*THE PROBLEM:* Reproduce the listing below exactly. Pictures do not belong in the copy.

• • • •

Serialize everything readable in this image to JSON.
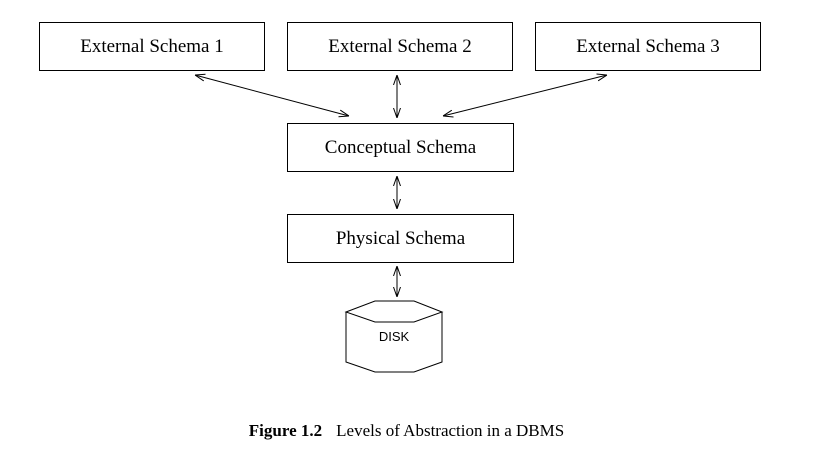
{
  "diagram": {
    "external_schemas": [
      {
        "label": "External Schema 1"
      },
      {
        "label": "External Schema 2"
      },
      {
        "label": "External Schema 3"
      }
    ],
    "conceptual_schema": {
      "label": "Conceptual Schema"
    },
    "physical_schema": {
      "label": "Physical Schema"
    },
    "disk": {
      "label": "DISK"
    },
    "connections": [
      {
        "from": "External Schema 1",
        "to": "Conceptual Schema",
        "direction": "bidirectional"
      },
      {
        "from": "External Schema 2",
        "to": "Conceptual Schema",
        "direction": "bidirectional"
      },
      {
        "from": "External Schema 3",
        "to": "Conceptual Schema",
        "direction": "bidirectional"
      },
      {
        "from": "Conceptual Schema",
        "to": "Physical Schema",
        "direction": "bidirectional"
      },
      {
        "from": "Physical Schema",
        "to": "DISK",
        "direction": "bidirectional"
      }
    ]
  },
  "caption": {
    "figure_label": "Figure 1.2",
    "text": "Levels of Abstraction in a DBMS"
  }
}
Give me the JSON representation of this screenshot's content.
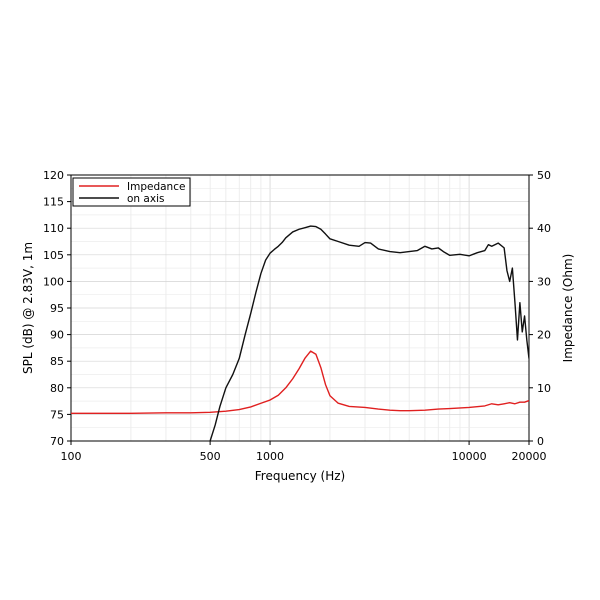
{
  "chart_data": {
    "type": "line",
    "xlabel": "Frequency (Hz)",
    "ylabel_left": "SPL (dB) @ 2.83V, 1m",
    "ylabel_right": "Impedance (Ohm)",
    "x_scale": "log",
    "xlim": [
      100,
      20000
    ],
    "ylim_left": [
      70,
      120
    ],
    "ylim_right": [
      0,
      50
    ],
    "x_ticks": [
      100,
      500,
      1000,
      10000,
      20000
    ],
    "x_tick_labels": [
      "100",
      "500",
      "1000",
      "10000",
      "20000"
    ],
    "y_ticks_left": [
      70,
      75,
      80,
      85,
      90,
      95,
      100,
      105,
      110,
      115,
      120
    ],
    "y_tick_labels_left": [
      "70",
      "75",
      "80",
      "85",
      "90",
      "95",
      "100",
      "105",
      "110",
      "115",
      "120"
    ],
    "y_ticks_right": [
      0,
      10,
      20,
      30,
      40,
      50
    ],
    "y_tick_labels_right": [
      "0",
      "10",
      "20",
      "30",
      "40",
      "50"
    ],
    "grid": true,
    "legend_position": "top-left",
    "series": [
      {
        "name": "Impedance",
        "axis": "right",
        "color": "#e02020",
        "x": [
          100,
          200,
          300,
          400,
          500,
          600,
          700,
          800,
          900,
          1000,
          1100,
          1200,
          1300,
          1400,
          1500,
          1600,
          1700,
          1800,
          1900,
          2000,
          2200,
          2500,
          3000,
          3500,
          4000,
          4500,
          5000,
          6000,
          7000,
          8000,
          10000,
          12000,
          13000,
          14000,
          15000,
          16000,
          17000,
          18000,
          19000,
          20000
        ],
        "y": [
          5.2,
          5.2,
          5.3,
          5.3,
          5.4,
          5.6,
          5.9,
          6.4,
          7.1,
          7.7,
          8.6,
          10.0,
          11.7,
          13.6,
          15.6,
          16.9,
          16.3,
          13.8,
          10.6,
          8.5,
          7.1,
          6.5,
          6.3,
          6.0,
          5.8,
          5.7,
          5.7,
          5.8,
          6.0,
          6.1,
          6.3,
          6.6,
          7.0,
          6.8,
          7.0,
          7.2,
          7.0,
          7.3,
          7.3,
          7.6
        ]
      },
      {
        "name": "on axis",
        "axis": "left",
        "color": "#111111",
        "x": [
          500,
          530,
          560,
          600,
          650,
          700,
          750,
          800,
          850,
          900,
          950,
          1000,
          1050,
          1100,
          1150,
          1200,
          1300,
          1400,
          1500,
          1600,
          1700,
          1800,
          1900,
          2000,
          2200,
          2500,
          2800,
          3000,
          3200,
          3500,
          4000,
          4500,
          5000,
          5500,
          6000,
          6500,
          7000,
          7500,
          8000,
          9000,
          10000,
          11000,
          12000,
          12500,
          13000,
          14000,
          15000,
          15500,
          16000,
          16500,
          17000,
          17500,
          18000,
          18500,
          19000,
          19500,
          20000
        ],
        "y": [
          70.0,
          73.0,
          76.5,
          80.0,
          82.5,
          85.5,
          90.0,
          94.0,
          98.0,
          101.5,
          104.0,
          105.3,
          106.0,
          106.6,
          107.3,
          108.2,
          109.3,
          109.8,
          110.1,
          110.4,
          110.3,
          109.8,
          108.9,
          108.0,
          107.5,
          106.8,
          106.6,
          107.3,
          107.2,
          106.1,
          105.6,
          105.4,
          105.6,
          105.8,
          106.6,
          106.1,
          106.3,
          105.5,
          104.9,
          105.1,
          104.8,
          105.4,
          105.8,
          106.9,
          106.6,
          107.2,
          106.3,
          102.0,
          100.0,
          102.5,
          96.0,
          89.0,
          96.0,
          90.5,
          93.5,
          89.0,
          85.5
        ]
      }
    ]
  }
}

• • • •

*RESULT OF THE EXERCISE:*
Serialize everything readable in this image to JSON.
{
  "diagram": {
    "external_schemas": [
      {
        "label": "External Schema 1"
      },
      {
        "label": "External Schema 2"
      },
      {
        "label": "External Schema 3"
      }
    ],
    "conceptual_schema": {
      "label": "Conceptual Schema"
    },
    "physical_schema": {
      "label": "Physical Schema"
    },
    "disk": {
      "label": "DISK"
    },
    "connections": [
      {
        "from": "External Schema 1",
        "to": "Conceptual Schema",
        "direction": "bidirectional"
      },
      {
        "from": "External Schema 2",
        "to": "Conceptual Schema",
        "direction": "bidirectional"
      },
      {
        "from": "External Schema 3",
        "to": "Conceptual Schema",
        "direction": "bidirectional"
      },
      {
        "from": "Conceptual Schema",
        "to": "Physical Schema",
        "direction": "bidirectional"
      },
      {
        "from": "Physical Schema",
        "to": "DISK",
        "direction": "bidirectional"
      }
    ]
  },
  "caption": {
    "figure_label": "Figure 1.2",
    "text": "Levels of Abstraction in a DBMS"
  }
}
Give me the JSON representation of this screenshot's content.
{
  "chart_data": {
    "type": "line",
    "xlabel": "Frequency (Hz)",
    "ylabel_left": "SPL (dB) @ 2.83V, 1m",
    "ylabel_right": "Impedance (Ohm)",
    "x_scale": "log",
    "xlim": [
      100,
      20000
    ],
    "ylim_left": [
      70,
      120
    ],
    "ylim_right": [
      0,
      50
    ],
    "x_ticks": [
      100,
      500,
      1000,
      10000,
      20000
    ],
    "x_tick_labels": [
      "100",
      "500",
      "1000",
      "10000",
      "20000"
    ],
    "y_ticks_left": [
      70,
      75,
      80,
      85,
      90,
      95,
      100,
      105,
      110,
      115,
      120
    ],
    "y_tick_labels_left": [
      "70",
      "75",
      "80",
      "85",
      "90",
      "95",
      "100",
      "105",
      "110",
      "115",
      "120"
    ],
    "y_ticks_right": [
      0,
      10,
      20,
      30,
      40,
      50
    ],
    "y_tick_labels_right": [
      "0",
      "10",
      "20",
      "30",
      "40",
      "50"
    ],
    "grid": true,
    "legend_position": "top-left",
    "series": [
      {
        "name": "Impedance",
        "axis": "right",
        "color": "#e02020",
        "x": [
          100,
          200,
          300,
          400,
          500,
          600,
          700,
          800,
          900,
          1000,
          1100,
          1200,
          1300,
          1400,
          1500,
          1600,
          1700,
          1800,
          1900,
          2000,
          2200,
          2500,
          3000,
          3500,
          4000,
          4500,
          5000,
          6000,
          7000,
          8000,
          10000,
          12000,
          13000,
          14000,
          15000,
          16000,
          17000,
          18000,
          19000,
          20000
        ],
        "y": [
          5.2,
          5.2,
          5.3,
          5.3,
          5.4,
          5.6,
          5.9,
          6.4,
          7.1,
          7.7,
          8.6,
          10.0,
          11.7,
          13.6,
          15.6,
          16.9,
          16.3,
          13.8,
          10.6,
          8.5,
          7.1,
          6.5,
          6.3,
          6.0,
          5.8,
          5.7,
          5.7,
          5.8,
          6.0,
          6.1,
          6.3,
          6.6,
          7.0,
          6.8,
          7.0,
          7.2,
          7.0,
          7.3,
          7.3,
          7.6
        ]
      },
      {
        "name": "on axis",
        "axis": "left",
        "color": "#111111",
        "x": [
          500,
          530,
          560,
          600,
          650,
          700,
          750,
          800,
          850,
          900,
          950,
          1000,
          1050,
          1100,
          1150,
          1200,
          1300,
          1400,
          1500,
          1600,
          1700,
          1800,
          1900,
          2000,
          2200,
          2500,
          2800,
          3000,
          3200,
          3500,
          4000,
          4500,
          5000,
          5500,
          6000,
          6500,
          7000,
          7500,
          8000,
          9000,
          10000,
          11000,
          12000,
          12500,
          13000,
          14000,
          15000,
          15500,
          16000,
          16500,
          17000,
          17500,
          18000,
          18500,
          19000,
          19500,
          20000
        ],
        "y": [
          70.0,
          73.0,
          76.5,
          80.0,
          82.5,
          85.5,
          90.0,
          94.0,
          98.0,
          101.5,
          104.0,
          105.3,
          106.0,
          106.6,
          107.3,
          108.2,
          109.3,
          109.8,
          110.1,
          110.4,
          110.3,
          109.8,
          108.9,
          108.0,
          107.5,
          106.8,
          106.6,
          107.3,
          107.2,
          106.1,
          105.6,
          105.4,
          105.6,
          105.8,
          106.6,
          106.1,
          106.3,
          105.5,
          104.9,
          105.1,
          104.8,
          105.4,
          105.8,
          106.9,
          106.6,
          107.2,
          106.3,
          102.0,
          100.0,
          102.5,
          96.0,
          89.0,
          96.0,
          90.5,
          93.5,
          89.0,
          85.5
        ]
      }
    ]
  }
}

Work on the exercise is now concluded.